THE RECORDS:
════════

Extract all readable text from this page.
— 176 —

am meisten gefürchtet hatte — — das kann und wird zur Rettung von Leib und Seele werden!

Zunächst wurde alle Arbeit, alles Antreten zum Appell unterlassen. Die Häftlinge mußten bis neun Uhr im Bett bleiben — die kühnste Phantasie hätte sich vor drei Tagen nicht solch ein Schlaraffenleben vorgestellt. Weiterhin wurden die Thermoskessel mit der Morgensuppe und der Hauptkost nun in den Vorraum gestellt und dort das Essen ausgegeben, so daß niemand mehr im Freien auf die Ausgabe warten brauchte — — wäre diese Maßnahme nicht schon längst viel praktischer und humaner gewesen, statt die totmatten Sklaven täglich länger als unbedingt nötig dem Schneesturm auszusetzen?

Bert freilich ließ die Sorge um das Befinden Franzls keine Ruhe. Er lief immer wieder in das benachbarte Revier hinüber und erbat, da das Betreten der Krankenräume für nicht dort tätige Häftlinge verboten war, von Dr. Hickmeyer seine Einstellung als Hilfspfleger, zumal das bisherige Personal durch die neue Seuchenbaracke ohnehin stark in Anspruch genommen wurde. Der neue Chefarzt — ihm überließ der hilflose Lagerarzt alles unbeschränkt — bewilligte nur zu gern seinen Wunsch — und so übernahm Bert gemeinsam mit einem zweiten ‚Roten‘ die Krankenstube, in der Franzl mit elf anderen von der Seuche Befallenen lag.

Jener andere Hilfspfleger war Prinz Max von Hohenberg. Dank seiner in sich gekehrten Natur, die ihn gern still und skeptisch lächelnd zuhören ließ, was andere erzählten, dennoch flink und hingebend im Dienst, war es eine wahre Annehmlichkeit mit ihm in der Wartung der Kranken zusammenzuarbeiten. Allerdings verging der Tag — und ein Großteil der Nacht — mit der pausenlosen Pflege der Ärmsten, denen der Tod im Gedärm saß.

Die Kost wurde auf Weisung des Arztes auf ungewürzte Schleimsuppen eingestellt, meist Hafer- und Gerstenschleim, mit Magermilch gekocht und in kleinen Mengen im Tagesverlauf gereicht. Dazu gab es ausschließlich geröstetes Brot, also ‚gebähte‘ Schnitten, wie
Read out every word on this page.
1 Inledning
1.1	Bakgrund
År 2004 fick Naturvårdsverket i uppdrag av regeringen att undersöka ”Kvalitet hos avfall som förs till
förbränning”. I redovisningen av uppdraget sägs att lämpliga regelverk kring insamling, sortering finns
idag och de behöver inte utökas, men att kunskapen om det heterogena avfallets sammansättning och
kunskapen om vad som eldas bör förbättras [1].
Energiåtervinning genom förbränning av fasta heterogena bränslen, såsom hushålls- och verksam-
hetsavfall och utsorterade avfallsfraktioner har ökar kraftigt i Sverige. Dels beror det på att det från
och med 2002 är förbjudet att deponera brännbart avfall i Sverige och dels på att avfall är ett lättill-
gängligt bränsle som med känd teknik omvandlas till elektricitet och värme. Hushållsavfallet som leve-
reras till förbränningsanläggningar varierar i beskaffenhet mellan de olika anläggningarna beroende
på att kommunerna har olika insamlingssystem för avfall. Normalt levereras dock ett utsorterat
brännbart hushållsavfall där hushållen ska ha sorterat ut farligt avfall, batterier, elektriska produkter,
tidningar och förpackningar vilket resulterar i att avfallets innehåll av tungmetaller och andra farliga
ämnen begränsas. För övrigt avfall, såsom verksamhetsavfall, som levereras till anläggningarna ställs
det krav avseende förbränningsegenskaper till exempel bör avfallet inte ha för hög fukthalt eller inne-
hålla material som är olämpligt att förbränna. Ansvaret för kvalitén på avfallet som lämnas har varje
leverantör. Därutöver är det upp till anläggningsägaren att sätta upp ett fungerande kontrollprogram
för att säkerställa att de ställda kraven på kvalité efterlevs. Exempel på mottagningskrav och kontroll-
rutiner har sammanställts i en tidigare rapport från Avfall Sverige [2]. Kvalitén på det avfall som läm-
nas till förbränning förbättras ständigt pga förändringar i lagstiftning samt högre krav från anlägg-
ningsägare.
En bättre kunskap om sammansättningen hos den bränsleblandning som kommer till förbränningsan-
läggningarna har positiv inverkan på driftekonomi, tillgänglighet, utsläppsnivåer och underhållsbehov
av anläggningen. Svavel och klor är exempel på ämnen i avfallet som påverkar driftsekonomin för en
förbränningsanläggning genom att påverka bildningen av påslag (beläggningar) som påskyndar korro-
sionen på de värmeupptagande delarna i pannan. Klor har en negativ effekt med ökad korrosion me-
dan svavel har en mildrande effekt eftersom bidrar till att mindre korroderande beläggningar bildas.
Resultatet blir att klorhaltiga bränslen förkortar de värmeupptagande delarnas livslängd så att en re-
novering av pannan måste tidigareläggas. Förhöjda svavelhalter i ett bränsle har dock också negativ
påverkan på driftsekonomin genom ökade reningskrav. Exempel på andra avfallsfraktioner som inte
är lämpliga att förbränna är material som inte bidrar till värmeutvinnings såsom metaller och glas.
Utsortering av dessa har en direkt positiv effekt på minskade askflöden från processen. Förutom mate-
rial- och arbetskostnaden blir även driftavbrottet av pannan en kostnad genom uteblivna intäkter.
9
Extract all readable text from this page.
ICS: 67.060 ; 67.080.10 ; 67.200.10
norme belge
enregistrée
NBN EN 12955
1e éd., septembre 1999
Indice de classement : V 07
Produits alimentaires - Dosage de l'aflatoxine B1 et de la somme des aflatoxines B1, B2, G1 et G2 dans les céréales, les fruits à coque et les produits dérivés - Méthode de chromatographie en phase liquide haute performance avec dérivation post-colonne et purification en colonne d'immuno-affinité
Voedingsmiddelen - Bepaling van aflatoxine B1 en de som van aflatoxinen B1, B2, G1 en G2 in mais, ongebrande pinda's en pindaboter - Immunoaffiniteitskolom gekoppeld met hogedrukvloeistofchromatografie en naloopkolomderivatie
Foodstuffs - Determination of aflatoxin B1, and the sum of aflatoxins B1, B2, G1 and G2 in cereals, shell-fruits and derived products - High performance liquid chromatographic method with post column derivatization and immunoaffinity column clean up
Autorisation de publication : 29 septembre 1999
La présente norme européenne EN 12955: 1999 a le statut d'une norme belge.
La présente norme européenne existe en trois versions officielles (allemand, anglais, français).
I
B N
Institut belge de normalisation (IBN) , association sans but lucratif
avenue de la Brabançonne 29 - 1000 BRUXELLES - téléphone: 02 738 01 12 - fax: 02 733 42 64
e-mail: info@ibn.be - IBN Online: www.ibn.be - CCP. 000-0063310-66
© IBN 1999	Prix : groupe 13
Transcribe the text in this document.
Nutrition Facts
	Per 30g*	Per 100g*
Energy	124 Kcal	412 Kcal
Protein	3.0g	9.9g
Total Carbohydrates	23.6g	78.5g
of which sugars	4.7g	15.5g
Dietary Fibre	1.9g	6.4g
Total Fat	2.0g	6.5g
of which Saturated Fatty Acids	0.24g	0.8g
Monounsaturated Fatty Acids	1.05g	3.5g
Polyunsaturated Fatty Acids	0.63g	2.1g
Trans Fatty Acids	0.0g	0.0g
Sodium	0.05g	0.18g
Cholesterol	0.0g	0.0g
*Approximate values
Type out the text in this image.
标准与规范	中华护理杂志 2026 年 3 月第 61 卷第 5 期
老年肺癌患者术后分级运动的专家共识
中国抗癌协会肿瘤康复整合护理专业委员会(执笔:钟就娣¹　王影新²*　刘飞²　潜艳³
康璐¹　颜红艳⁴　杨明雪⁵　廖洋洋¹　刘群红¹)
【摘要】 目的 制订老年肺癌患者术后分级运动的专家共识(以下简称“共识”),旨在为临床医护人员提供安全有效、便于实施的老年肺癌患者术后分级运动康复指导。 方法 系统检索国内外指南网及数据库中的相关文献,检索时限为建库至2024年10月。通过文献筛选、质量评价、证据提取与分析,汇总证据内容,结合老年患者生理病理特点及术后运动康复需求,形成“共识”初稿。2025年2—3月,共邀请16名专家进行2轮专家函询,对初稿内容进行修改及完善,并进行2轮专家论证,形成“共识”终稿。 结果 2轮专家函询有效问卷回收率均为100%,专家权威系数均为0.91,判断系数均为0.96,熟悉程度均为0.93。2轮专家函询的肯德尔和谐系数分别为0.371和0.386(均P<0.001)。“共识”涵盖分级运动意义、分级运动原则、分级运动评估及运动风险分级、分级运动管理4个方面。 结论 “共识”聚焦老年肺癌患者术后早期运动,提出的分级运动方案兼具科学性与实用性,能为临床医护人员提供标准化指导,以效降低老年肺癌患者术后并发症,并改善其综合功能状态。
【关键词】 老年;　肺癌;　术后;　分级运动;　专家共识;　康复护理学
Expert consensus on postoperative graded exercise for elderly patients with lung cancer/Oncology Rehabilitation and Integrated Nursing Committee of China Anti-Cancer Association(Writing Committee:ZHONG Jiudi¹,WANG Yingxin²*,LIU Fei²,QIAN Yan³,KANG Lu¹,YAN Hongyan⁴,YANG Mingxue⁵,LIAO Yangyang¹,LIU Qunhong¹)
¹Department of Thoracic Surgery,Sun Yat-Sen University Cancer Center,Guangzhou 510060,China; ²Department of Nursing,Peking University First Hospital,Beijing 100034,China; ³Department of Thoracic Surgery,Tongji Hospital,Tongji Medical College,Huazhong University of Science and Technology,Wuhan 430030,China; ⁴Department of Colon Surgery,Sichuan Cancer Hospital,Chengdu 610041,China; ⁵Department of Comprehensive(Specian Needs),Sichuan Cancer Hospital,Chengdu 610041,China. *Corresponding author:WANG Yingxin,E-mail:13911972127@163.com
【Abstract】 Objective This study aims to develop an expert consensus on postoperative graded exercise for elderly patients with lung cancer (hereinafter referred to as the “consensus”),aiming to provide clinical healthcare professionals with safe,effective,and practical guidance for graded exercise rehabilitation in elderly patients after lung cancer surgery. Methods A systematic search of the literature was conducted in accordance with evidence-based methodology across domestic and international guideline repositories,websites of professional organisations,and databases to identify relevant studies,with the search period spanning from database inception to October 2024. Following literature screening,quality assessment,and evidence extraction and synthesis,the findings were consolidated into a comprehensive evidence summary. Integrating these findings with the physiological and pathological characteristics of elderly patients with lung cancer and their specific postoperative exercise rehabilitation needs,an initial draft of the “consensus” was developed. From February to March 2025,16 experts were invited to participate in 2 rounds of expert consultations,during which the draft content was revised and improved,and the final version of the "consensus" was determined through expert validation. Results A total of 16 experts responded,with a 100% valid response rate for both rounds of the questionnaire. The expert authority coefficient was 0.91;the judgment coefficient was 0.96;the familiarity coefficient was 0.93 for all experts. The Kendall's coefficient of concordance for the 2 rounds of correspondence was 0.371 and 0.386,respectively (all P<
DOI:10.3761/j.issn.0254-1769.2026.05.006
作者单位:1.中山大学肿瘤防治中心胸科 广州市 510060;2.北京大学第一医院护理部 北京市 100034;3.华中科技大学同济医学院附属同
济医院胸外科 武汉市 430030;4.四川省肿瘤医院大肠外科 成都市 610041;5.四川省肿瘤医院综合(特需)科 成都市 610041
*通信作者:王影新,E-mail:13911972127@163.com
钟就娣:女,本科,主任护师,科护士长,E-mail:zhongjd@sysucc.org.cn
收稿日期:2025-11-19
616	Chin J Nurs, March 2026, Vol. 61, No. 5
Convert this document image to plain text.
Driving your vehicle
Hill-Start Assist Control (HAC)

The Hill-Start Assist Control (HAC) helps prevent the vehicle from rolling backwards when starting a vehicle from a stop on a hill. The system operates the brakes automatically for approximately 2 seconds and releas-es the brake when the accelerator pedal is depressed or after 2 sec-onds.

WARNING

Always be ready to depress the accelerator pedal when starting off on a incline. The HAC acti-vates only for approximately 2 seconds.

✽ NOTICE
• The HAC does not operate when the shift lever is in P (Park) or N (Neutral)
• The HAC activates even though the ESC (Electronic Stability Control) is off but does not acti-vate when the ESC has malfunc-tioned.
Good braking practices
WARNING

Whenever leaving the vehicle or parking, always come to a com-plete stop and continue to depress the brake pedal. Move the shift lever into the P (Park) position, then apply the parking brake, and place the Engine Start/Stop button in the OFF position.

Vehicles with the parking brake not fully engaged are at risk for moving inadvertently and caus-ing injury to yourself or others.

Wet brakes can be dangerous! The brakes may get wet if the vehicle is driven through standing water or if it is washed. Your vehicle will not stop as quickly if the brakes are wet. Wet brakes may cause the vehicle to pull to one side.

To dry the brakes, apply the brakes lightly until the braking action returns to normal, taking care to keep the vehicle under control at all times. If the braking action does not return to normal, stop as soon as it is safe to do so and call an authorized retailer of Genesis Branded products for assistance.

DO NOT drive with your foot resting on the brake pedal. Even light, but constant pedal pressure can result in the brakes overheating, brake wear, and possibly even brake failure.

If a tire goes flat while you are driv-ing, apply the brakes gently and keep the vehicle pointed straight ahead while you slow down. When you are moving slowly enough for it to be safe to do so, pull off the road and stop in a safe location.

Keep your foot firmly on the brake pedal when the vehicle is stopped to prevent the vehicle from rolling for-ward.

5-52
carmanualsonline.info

════════

PROBLEM TO SOLVE: For each line in the entries that contains the string "apply", make a copy.

WRITTEN ANSWER:
Whenever leaving the vehicle or parking, always come to a com-plete stop and continue to depress the brake pedal. Move the shift lever into the P (Park) position, then apply the parking brake, and place the Engine Start/Stop button in the OFF position.
To dry the brakes, apply the brakes lightly until the braking action returns to normal, taking care to keep the vehicle under control at all times. If the braking action does not return to normal, stop as soon as it is safe to do so and call an authorized retailer of Genesis Branded products for assistance.
If a tire goes flat while you are driv-ing, apply the brakes gently and keep the vehicle pointed straight ahead while you slow down. When you are moving slowly enough for it to be safe to do so, pull off the road and stop in a safe location.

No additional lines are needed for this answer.